_Provided information_:
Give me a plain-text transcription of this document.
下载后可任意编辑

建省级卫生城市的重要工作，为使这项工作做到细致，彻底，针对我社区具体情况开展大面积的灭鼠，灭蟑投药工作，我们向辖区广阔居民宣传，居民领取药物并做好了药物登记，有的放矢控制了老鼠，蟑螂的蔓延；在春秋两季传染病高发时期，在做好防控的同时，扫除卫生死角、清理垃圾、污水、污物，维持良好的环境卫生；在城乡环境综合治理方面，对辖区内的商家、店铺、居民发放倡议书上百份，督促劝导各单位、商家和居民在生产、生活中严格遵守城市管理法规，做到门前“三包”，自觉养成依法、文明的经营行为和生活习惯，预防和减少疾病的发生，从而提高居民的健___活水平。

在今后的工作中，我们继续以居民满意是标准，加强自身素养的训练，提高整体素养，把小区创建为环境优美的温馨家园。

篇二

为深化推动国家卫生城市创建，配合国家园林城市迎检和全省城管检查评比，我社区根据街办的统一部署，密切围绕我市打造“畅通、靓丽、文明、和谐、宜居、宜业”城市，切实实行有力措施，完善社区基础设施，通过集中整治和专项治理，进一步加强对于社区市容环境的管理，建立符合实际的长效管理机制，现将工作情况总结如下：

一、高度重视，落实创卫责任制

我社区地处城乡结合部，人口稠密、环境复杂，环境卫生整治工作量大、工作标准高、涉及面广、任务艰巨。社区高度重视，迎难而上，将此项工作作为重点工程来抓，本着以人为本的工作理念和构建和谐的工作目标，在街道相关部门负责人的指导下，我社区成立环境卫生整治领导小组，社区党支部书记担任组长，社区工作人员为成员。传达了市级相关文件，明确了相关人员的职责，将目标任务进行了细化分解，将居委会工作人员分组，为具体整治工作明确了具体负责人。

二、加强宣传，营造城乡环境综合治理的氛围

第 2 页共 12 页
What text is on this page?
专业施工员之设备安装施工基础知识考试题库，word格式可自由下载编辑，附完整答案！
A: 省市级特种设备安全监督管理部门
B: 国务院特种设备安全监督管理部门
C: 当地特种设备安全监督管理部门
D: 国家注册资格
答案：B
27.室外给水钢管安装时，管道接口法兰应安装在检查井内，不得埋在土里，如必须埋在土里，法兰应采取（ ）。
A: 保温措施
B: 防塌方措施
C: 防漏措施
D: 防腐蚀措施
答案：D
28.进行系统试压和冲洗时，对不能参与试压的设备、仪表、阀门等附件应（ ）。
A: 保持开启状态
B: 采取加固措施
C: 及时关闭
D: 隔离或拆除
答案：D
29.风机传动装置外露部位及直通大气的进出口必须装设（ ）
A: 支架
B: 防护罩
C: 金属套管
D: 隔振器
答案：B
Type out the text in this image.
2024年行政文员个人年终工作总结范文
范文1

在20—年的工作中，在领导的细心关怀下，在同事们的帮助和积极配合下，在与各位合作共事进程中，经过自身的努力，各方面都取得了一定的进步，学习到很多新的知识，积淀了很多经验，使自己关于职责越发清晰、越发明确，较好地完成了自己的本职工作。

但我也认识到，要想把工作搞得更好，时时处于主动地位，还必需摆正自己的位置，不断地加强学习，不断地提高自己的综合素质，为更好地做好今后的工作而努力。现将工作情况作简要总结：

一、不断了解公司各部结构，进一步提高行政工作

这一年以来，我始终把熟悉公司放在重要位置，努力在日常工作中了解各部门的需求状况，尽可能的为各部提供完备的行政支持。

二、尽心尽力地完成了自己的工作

_Short problem_: Write the lines out verbatim, from the one with "What text is on this page?" through the last line of the entries, and stop there.

_Expected answer_:
What text is on this page?
专业施工员之设备安装施工基础知识考试题库，word格式可自由下载编辑，附完整答案！
A: 省市级特种设备安全监督管理部门
B: 国务院特种设备安全监督管理部门
C: 当地特种设备安全监督管理部门
D: 国家注册资格
答案：B
27.室外给水钢管安装时，管道接口法兰应安装在检查井内，不得埋在土里，如必须埋在土里，法兰应采取（ ）。
A: 保温措施
B: 防塌方措施
C: 防漏措施
D: 防腐蚀措施
答案：D
28.进行系统试压和冲洗时，对不能参与试压的设备、仪表、阀门等附件应（ ）。
A: 保持开启状态
B: 采取加固措施
C: 及时关闭
D: 隔离或拆除
答案：D
29.风机传动装置外露部位及直通大气的进出口必须装设（ ）
A: 支架
B: 防护罩
C: 金属套管
D: 隔振器
答案：B
Type out the text in this image.
2024年行政文员个人年终工作总结范文
范文1

在20—年的工作中，在领导的细心关怀下，在同事们的帮助和积极配合下，在与各位合作共事进程中，经过自身的努力，各方面都取得了一定的进步，学习到很多新的知识，积淀了很多经验，使自己关于职责越发清晰、越发明确，较好地完成了自己的本职工作。

但我也认识到，要想把工作搞得更好，时时处于主动地位，还必需摆正自己的位置，不断地加强学习，不断地提高自己的综合素质，为更好地做好今后的工作而努力。现将工作情况作简要总结：

一、不断了解公司各部结构，进一步提高行政工作

这一年以来，我始终把熟悉公司放在重要位置，努力在日常工作中了解各部门的需求状况，尽可能的为各部提供完备的行政支持。

二、尽心尽力地完成了自己的工作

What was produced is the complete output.